- _Directions for this task_:
All lines holding the string "xlabel" are to be shown.
## start Stored data
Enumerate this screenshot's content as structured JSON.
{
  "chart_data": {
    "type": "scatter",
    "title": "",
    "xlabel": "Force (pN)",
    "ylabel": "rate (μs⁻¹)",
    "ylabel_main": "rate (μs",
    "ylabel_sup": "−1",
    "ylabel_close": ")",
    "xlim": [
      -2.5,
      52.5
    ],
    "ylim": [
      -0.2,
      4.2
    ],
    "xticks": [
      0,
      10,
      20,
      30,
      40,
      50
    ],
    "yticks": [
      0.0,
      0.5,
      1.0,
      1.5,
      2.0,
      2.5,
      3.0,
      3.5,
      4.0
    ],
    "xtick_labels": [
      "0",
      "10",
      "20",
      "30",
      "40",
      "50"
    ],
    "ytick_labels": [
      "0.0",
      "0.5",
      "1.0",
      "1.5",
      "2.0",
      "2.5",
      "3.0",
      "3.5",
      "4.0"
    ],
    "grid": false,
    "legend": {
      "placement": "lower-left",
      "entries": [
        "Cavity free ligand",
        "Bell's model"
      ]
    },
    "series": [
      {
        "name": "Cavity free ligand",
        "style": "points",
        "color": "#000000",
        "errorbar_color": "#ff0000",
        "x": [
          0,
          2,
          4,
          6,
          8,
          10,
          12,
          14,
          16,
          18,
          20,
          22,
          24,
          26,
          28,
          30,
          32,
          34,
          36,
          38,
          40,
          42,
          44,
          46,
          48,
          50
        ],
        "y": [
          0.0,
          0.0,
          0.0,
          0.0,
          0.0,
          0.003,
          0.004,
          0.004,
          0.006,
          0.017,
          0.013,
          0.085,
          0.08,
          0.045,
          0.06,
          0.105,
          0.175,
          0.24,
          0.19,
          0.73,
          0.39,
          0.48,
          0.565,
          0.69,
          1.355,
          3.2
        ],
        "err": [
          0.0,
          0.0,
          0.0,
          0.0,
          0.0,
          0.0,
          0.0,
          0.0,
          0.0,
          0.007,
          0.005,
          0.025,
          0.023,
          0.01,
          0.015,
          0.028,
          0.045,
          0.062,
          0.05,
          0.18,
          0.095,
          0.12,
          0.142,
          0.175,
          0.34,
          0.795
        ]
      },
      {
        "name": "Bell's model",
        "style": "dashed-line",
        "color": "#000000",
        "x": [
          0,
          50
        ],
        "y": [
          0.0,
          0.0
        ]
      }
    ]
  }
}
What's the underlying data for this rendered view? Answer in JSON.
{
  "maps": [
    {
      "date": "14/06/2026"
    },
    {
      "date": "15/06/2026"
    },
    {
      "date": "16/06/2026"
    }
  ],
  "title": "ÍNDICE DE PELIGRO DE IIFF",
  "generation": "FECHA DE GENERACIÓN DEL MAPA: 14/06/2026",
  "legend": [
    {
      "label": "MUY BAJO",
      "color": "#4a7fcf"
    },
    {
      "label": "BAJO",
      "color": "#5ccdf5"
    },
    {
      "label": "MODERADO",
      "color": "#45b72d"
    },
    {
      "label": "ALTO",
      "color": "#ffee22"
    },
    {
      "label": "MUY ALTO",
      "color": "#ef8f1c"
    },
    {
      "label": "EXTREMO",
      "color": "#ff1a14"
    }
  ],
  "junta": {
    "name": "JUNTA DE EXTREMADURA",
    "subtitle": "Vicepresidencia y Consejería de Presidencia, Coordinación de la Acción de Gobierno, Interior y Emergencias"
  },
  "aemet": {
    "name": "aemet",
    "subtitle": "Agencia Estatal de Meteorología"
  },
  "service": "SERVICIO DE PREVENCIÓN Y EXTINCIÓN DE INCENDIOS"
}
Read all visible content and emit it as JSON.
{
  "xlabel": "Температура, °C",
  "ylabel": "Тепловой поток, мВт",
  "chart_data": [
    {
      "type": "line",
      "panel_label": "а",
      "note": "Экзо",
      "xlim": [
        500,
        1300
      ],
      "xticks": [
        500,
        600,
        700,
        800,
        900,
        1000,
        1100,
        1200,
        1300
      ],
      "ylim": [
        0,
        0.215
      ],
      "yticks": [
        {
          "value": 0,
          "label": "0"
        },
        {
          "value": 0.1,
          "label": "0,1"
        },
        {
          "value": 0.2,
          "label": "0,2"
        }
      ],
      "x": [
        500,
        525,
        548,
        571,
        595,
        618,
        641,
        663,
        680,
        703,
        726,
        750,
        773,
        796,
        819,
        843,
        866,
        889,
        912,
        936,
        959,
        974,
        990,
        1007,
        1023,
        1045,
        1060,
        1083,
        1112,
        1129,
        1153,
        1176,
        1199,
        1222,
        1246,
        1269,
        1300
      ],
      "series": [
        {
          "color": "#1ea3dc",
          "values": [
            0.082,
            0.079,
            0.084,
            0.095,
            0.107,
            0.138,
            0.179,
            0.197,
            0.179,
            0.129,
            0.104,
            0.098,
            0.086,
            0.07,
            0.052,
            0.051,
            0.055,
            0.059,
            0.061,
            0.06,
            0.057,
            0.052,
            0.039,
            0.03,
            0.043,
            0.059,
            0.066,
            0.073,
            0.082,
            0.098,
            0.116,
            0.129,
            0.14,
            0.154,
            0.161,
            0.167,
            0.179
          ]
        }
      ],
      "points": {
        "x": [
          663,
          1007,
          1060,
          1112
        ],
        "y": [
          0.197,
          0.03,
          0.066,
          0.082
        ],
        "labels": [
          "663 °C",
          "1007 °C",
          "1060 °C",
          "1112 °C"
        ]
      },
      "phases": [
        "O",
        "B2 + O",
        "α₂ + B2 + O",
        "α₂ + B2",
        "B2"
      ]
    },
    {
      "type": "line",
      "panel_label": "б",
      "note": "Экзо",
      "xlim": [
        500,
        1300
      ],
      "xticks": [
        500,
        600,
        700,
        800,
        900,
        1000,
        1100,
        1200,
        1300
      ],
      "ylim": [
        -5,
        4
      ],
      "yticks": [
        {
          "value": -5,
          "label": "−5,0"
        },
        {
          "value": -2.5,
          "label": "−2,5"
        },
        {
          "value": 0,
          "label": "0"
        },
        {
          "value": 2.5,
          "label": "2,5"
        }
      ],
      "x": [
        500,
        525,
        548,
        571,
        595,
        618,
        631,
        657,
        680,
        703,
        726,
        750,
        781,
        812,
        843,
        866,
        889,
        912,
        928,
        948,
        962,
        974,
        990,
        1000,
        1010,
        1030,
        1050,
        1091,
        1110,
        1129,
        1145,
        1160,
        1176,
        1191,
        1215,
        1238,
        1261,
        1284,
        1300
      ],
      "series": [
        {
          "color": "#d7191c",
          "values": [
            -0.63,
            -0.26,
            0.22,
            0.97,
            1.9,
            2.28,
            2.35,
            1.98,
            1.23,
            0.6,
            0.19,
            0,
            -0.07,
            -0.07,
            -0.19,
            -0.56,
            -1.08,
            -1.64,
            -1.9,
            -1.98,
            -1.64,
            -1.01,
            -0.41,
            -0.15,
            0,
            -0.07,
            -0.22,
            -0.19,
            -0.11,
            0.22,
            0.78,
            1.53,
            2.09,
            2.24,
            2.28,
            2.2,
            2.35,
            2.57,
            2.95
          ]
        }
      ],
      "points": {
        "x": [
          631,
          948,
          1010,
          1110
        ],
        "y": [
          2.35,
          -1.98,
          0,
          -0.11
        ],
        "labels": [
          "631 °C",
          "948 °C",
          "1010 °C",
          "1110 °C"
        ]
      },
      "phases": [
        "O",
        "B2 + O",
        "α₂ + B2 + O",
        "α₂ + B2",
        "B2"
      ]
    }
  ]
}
## end Stored data
- _Answer in full_:
    "xlabel": "Force (pN)",
  "xlabel": "Температура, °C",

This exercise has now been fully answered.